What the task requires => Would you return all of this data exactly, leaving nothing out?

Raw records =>
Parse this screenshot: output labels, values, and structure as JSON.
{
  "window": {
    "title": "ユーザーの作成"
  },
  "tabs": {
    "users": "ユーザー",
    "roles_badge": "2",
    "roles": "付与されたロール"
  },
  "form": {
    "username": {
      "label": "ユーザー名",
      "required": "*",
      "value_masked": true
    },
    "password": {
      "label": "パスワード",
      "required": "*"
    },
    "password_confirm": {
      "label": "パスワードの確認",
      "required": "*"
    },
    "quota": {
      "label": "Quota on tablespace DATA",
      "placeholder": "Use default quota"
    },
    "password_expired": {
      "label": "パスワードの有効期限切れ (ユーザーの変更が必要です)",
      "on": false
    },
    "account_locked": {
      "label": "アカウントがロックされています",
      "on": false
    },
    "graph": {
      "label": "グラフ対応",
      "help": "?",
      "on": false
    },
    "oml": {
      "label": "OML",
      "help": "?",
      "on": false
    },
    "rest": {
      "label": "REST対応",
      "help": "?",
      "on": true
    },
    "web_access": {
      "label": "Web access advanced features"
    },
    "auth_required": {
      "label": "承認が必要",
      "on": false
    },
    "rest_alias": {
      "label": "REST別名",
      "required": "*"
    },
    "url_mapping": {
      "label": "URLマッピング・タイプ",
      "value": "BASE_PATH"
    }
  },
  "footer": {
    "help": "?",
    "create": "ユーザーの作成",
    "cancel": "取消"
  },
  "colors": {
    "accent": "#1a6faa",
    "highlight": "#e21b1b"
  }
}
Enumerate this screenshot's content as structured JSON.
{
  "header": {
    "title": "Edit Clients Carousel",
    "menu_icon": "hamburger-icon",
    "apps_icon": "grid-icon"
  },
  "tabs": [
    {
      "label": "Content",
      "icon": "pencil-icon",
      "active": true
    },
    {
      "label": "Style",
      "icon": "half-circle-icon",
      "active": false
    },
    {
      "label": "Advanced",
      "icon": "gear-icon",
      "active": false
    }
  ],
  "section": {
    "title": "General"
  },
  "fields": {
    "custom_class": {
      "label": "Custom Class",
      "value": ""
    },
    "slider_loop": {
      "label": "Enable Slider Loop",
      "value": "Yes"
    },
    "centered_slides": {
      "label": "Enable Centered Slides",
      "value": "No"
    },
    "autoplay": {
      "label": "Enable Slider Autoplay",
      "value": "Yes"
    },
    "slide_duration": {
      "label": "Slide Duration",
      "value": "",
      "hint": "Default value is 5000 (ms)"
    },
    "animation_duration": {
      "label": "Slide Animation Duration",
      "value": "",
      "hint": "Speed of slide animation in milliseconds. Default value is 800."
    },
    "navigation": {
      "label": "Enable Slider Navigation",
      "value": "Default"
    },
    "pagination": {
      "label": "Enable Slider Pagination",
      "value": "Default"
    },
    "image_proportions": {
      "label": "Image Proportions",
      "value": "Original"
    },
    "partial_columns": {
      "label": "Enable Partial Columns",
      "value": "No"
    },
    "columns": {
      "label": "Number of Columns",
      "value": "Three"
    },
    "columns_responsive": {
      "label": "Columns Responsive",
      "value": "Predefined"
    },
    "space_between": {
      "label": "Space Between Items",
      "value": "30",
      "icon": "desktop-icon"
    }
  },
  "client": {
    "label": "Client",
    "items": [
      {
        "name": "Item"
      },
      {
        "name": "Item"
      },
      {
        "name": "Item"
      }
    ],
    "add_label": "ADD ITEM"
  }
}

Solution below =>
Parse this screenshot: output labels, values, and structure as JSON.
{
  "window": {
    "title": "ユーザーの作成"
  },
  "tabs": {
    "users": "ユーザー",
    "roles_badge": "2",
    "roles": "付与されたロール"
  },
  "form": {
    "username": {
      "label": "ユーザー名",
      "required": "*",
      "value_masked": true
    },
    "password": {
      "label": "パスワード",
      "required": "*"
    },
    "password_confirm": {
      "label": "パスワードの確認",
      "required": "*"
    },
    "quota": {
      "label": "Quota on tablespace DATA",
      "placeholder": "Use default quota"
    },
    "password_expired": {
      "label": "パスワードの有効期限切れ (ユーザーの変更が必要です)",
      "on": false
    },
    "account_locked": {
      "label": "アカウントがロックされています",
      "on": false
    },
    "graph": {
      "label": "グラフ対応",
      "help": "?",
      "on": false
    },
    "oml": {
      "label": "OML",
      "help": "?",
      "on": false
    },
    "rest": {
      "label": "REST対応",
      "help": "?",
      "on": true
    },
    "web_access": {
      "label": "Web access advanced features"
    },
    "auth_required": {
      "label": "承認が必要",
      "on": false
    },
    "rest_alias": {
      "label": "REST別名",
      "required": "*"
    },
    "url_mapping": {
      "label": "URLマッピング・タイプ",
      "value": "BASE_PATH"
    }
  },
  "footer": {
    "help": "?",
    "create": "ユーザーの作成",
    "cancel": "取消"
  },
  "colors": {
    "accent": "#1a6faa",
    "highlight": "#e21b1b"
  }
}
Enumerate this screenshot's content as structured JSON.
{
  "header": {
    "title": "Edit Clients Carousel",
    "menu_icon": "hamburger-icon",
    "apps_icon": "grid-icon"
  },
  "tabs": [
    {
      "label": "Content",
      "icon": "pencil-icon",
      "active": true
    },
    {
      "label": "Style",
      "icon": "half-circle-icon",
      "active": false
    },
    {
      "label": "Advanced",
      "icon": "gear-icon",
      "active": false
    }
  ],
  "section": {
    "title": "General"
  },
  "fields": {
    "custom_class": {
      "label": "Custom Class",
      "value": ""
    },
    "slider_loop": {
      "label": "Enable Slider Loop",
      "value": "Yes"
    },
    "centered_slides": {
      "label": "Enable Centered Slides",
      "value": "No"
    },
    "autoplay": {
      "label": "Enable Slider Autoplay",
      "value": "Yes"
    },
    "slide_duration": {
      "label": "Slide Duration",
      "value": "",
      "hint": "Default value is 5000 (ms)"
    },
    "animation_duration": {
      "label": "Slide Animation Duration",
      "value": "",
      "hint": "Speed of slide animation in milliseconds. Default value is 800."
    },
    "navigation": {
      "label": "Enable Slider Navigation",
      "value": "Default"
    },
    "pagination": {
      "label": "Enable Slider Pagination",
      "value": "Default"
    },
    "image_proportions": {
      "label": "Image Proportions",
      "value": "Original"
    },
    "partial_columns": {
      "label": "Enable Partial Columns",
      "value": "No"
    },
    "columns": {
      "label": "Number of Columns",
      "value": "Three"
    },
    "columns_responsive": {
      "label": "Columns Responsive",
      "value": "Predefined"
    },
    "space_between": {
      "label": "Space Between Items",
      "value": "30",
      "icon": "desktop-icon"
    }
  },
  "client": {
    "label": "Client",
    "items": [
      {
        "name": "Item"
      },
      {
        "name": "Item"
      },
      {
        "name": "Item"
      }
    ],
    "add_label": "ADD ITEM"
  }
}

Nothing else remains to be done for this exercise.